───── Extracted material

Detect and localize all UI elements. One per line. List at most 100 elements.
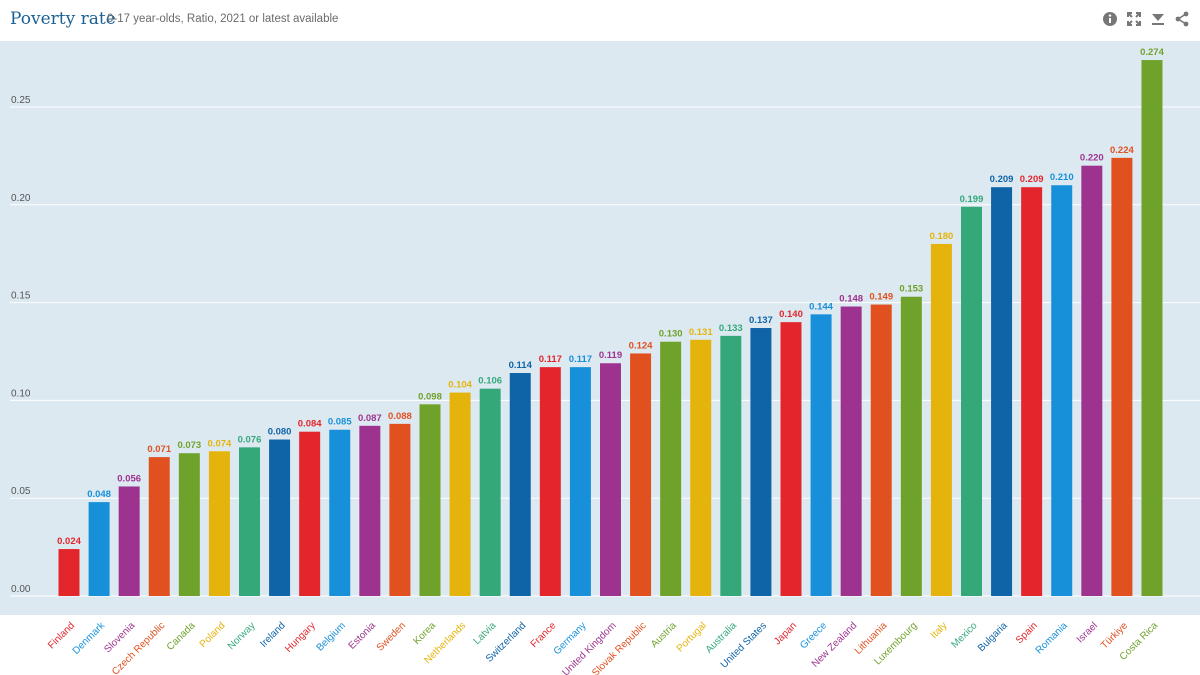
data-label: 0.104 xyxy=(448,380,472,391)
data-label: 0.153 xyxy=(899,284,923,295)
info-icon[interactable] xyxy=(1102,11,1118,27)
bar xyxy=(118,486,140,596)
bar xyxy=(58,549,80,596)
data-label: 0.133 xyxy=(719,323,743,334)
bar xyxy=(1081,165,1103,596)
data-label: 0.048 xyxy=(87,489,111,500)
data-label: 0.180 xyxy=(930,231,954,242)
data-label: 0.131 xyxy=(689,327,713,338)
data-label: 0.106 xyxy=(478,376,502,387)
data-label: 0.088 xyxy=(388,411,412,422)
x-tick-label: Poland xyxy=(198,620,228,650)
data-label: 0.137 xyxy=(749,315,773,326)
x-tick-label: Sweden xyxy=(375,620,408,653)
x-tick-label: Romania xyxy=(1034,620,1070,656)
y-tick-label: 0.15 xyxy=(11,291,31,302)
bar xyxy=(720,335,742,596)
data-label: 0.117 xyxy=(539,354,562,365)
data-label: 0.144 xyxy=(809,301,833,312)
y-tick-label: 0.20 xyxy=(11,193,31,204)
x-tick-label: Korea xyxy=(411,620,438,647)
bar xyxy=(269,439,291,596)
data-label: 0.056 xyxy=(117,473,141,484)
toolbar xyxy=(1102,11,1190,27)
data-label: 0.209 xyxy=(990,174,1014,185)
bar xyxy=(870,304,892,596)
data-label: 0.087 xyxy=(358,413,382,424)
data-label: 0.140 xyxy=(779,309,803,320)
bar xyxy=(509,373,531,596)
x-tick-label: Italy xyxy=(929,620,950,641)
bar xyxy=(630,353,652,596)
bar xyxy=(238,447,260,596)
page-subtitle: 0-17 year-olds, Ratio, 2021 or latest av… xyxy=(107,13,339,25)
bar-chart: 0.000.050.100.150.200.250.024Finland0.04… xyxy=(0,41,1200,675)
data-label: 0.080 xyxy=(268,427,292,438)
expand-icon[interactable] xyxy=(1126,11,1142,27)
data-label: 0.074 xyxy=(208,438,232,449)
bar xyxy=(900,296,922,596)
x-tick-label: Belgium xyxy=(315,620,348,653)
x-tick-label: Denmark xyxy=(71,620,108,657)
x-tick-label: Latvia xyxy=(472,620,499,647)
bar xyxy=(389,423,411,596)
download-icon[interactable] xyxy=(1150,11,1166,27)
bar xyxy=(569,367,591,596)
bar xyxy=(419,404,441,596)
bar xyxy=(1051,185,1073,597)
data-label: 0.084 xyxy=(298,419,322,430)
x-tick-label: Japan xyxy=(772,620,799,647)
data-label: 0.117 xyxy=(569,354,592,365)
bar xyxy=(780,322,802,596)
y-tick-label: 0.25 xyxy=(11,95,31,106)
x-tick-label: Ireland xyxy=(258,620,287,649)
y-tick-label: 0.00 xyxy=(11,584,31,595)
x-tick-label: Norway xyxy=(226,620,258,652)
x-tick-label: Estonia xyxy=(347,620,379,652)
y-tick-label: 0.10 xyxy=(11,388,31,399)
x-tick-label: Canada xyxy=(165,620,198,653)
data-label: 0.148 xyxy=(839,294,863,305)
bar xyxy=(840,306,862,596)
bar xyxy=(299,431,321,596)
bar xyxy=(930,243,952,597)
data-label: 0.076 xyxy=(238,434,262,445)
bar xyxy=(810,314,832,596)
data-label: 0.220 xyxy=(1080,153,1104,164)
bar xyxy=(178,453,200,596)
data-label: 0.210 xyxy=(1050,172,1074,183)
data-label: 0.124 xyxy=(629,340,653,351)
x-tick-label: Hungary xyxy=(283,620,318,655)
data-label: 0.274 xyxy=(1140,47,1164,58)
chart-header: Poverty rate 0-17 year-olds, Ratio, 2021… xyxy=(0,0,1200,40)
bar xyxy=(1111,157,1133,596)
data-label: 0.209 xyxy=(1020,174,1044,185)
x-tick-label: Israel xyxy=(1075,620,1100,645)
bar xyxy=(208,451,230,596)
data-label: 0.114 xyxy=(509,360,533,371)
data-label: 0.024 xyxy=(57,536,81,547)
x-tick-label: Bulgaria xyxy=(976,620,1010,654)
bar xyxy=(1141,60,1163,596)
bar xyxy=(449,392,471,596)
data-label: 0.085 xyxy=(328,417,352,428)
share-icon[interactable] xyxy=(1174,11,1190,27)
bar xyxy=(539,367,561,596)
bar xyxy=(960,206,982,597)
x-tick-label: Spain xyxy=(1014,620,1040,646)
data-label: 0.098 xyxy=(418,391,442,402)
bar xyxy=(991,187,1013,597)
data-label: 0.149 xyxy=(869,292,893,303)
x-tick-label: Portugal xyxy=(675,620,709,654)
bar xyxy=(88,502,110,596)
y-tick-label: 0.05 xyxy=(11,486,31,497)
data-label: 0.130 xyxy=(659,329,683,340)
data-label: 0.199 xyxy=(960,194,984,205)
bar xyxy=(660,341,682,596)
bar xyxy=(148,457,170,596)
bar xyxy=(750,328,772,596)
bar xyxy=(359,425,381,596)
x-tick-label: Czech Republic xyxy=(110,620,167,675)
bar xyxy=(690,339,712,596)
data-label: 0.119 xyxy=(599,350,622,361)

──────────
───── Extracted material

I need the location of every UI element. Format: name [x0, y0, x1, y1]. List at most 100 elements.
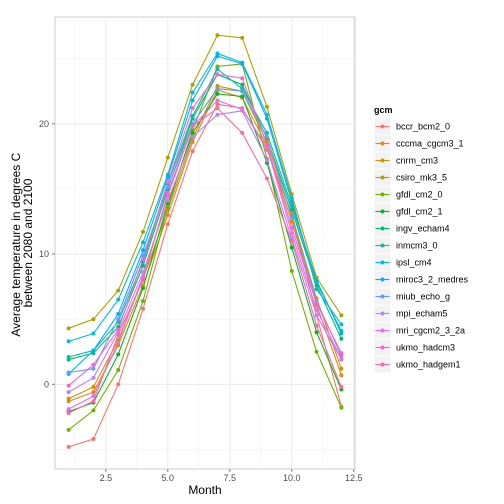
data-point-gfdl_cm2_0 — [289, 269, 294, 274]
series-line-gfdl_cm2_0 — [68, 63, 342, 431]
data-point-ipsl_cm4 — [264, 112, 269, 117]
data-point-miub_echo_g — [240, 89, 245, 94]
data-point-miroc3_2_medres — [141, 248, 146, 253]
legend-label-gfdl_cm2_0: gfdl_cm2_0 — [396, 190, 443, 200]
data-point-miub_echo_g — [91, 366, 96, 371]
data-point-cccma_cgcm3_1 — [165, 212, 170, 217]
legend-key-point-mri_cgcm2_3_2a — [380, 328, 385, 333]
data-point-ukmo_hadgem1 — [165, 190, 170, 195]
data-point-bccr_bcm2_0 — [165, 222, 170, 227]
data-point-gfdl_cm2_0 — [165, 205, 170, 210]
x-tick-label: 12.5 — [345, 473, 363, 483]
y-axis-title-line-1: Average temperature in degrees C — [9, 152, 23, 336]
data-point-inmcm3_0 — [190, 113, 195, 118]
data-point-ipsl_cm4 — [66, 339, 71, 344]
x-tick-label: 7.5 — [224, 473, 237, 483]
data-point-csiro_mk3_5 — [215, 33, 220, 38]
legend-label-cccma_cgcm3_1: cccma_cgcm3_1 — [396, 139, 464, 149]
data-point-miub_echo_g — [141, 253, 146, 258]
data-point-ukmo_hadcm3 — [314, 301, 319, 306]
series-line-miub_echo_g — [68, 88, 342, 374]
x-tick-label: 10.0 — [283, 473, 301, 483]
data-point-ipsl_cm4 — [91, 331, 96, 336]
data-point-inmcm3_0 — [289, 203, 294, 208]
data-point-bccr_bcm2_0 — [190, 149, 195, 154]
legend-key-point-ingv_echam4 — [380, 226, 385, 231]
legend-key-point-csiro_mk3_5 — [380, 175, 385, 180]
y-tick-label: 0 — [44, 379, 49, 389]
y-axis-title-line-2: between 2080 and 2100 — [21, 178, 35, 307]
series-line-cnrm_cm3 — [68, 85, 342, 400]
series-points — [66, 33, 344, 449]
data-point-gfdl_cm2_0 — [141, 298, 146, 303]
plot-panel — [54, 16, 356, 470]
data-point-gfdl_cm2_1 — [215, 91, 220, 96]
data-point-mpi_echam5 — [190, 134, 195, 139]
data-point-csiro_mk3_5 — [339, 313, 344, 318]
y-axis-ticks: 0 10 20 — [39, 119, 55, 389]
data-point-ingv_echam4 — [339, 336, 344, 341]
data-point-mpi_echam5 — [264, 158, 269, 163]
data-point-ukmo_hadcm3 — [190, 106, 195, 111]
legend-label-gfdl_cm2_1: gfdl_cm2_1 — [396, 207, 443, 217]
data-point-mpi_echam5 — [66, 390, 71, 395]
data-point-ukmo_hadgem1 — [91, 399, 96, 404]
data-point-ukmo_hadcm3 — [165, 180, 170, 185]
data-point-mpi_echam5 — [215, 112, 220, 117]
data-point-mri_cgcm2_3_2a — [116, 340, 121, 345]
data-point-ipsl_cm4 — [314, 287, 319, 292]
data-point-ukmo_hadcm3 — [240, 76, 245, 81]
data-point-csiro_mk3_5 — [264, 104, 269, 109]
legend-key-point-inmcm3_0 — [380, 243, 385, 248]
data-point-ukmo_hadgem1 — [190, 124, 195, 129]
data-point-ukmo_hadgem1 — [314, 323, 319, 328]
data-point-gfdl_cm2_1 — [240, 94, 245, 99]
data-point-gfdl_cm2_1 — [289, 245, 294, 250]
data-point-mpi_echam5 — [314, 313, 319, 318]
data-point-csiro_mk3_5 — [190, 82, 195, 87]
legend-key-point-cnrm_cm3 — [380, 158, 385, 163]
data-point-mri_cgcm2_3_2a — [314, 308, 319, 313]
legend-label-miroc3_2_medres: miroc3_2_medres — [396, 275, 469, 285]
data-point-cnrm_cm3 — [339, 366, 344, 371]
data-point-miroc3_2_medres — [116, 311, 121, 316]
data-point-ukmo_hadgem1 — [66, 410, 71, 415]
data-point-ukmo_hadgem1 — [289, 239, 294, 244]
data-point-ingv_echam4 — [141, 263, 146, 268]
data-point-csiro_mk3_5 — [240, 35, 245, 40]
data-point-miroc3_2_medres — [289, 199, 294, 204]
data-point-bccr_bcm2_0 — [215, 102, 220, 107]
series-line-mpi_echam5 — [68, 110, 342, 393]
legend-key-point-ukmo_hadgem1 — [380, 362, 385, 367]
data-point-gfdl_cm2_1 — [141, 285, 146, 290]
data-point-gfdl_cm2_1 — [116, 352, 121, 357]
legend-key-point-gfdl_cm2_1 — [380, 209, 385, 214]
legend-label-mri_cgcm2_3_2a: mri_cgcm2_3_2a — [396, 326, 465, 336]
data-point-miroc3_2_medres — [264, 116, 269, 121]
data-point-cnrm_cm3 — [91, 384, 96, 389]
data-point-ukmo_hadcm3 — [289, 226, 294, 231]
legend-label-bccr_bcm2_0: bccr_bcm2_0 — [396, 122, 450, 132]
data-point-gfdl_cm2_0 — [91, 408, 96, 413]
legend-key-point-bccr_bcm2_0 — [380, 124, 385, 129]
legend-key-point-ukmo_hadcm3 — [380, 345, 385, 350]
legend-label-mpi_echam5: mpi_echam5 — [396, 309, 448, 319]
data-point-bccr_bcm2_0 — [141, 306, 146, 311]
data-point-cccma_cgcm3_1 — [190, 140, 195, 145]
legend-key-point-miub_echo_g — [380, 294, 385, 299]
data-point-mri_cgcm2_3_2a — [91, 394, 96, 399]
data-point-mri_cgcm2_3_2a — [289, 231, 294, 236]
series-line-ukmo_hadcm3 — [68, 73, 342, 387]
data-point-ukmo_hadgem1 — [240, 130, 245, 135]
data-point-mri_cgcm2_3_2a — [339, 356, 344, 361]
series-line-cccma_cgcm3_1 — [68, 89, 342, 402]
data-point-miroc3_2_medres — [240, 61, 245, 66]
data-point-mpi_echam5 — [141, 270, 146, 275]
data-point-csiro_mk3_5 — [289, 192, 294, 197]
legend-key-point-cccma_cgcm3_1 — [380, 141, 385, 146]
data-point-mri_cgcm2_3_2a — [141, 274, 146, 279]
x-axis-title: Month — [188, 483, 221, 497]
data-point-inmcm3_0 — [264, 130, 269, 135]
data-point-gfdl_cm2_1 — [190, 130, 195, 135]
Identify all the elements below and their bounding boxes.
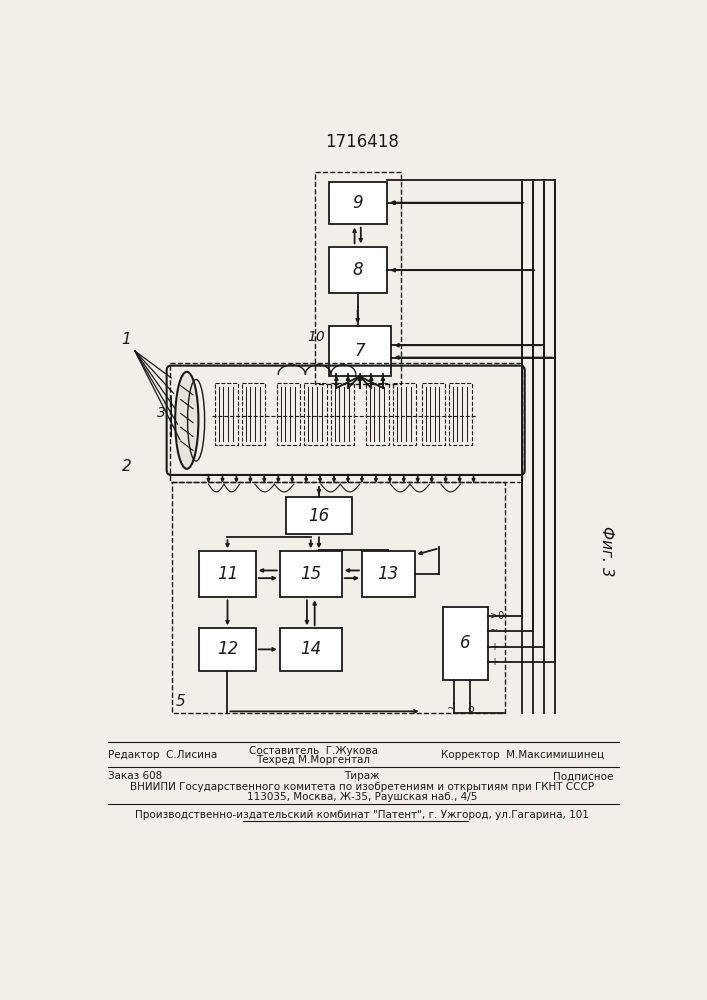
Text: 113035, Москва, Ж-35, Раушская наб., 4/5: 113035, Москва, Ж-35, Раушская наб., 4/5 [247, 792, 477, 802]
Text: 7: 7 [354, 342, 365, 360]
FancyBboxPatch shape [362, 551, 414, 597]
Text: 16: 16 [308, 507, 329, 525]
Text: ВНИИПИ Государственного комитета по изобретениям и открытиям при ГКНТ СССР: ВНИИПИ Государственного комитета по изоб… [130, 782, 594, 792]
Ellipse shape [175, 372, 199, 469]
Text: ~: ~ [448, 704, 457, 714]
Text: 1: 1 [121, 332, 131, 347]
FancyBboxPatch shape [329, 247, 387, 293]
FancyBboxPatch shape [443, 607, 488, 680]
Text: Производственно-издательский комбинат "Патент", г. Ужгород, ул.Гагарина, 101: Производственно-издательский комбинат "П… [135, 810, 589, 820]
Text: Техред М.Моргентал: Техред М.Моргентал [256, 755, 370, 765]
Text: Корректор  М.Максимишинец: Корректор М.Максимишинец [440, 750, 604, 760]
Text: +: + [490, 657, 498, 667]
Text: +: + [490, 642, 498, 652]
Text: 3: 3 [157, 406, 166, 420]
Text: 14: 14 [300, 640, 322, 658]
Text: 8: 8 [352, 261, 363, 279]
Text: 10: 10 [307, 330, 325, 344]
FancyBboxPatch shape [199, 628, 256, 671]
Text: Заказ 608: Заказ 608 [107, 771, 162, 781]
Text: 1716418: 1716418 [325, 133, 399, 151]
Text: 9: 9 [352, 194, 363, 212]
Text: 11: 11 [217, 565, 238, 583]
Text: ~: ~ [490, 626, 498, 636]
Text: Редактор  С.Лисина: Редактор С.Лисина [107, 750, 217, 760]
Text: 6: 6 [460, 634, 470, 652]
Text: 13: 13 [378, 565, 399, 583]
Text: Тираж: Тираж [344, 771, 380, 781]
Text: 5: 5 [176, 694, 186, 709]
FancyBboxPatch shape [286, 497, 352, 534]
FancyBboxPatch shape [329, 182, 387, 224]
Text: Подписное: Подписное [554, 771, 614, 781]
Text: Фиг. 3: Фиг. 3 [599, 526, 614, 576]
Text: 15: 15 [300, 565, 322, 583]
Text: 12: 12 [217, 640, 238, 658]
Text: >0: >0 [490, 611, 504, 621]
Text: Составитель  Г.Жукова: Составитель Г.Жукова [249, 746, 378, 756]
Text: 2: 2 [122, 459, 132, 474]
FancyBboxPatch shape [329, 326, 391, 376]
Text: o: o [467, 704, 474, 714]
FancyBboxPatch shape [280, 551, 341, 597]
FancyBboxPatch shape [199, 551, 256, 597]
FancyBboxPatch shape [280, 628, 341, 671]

──────────

▸ **Instructions to follow**
Reproduce, unchanged, the stretch of the records from the line containing "Text: 113035, Москва, Ж-35, Раушская" through the line containing "Text: 16: 16 [308, 507, 329, 525]".

▸ **Written reply**
Text: 113035, Москва, Ж-35, Раушская наб., 4/5: 113035, Москва, Ж-35, Раушская наб., 4/5 [247, 792, 477, 802]
Text: 7: 7 [354, 342, 365, 360]
FancyBboxPatch shape [362, 551, 414, 597]
Text: 16: 16 [308, 507, 329, 525]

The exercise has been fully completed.